Exercise:
Quote the whole listing word for word. Do not include the pictures.

= = =

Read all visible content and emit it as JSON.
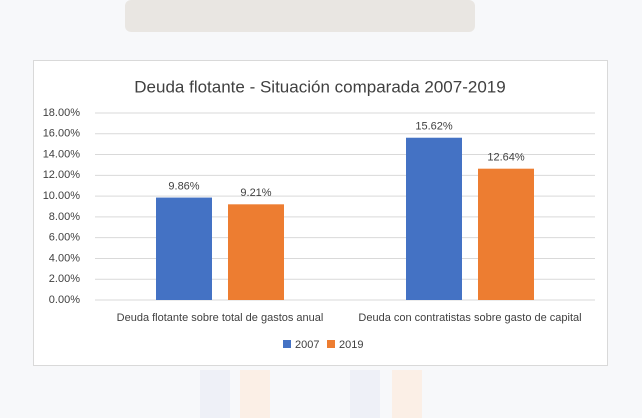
{
  "chart_data": {
    "type": "bar",
    "title": "Deuda flotante - Situación comparada 2007-2019",
    "categories": [
      "Deuda flotante sobre total de gastos anual",
      "Deuda con contratistas sobre gasto de capital"
    ],
    "series": [
      {
        "name": "2007",
        "color": "#4472c4",
        "values": [
          9.86,
          15.62
        ],
        "value_labels": [
          "9.86%",
          "15.62%"
        ]
      },
      {
        "name": "2019",
        "color": "#ed7d31",
        "values": [
          9.21,
          12.64
        ],
        "value_labels": [
          "9.21%",
          "12.64%"
        ]
      }
    ],
    "ylim": [
      0,
      18
    ],
    "yticks": [
      {
        "value": 0,
        "label": "0.00%"
      },
      {
        "value": 2,
        "label": "2.00%"
      },
      {
        "value": 4,
        "label": "4.00%"
      },
      {
        "value": 6,
        "label": "6.00%"
      },
      {
        "value": 8,
        "label": "8.00%"
      },
      {
        "value": 10,
        "label": "10.00%"
      },
      {
        "value": 12,
        "label": "12.00%"
      },
      {
        "value": 14,
        "label": "14.00%"
      },
      {
        "value": 16,
        "label": "16.00%"
      },
      {
        "value": 18,
        "label": "18.00%"
      }
    ],
    "grid": true,
    "legend": "bottom"
  }
}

= = =

Result of the task:
Read all visible content and emit it as JSON.
{
  "chart_data": {
    "type": "bar",
    "title": "Deuda flotante - Situación comparada 2007-2019",
    "categories": [
      "Deuda flotante sobre total de gastos anual",
      "Deuda con contratistas sobre gasto de capital"
    ],
    "series": [
      {
        "name": "2007",
        "color": "#4472c4",
        "values": [
          9.86,
          15.62
        ],
        "value_labels": [
          "9.86%",
          "15.62%"
        ]
      },
      {
        "name": "2019",
        "color": "#ed7d31",
        "values": [
          9.21,
          12.64
        ],
        "value_labels": [
          "9.21%",
          "12.64%"
        ]
      }
    ],
    "ylim": [
      0,
      18
    ],
    "yticks": [
      {
        "value": 0,
        "label": "0.00%"
      },
      {
        "value": 2,
        "label": "2.00%"
      },
      {
        "value": 4,
        "label": "4.00%"
      },
      {
        "value": 6,
        "label": "6.00%"
      },
      {
        "value": 8,
        "label": "8.00%"
      },
      {
        "value": 10,
        "label": "10.00%"
      },
      {
        "value": 12,
        "label": "12.00%"
      },
      {
        "value": 14,
        "label": "14.00%"
      },
      {
        "value": 16,
        "label": "16.00%"
      },
      {
        "value": 18,
        "label": "18.00%"
      }
    ],
    "grid": true,
    "legend": "bottom"
  }
}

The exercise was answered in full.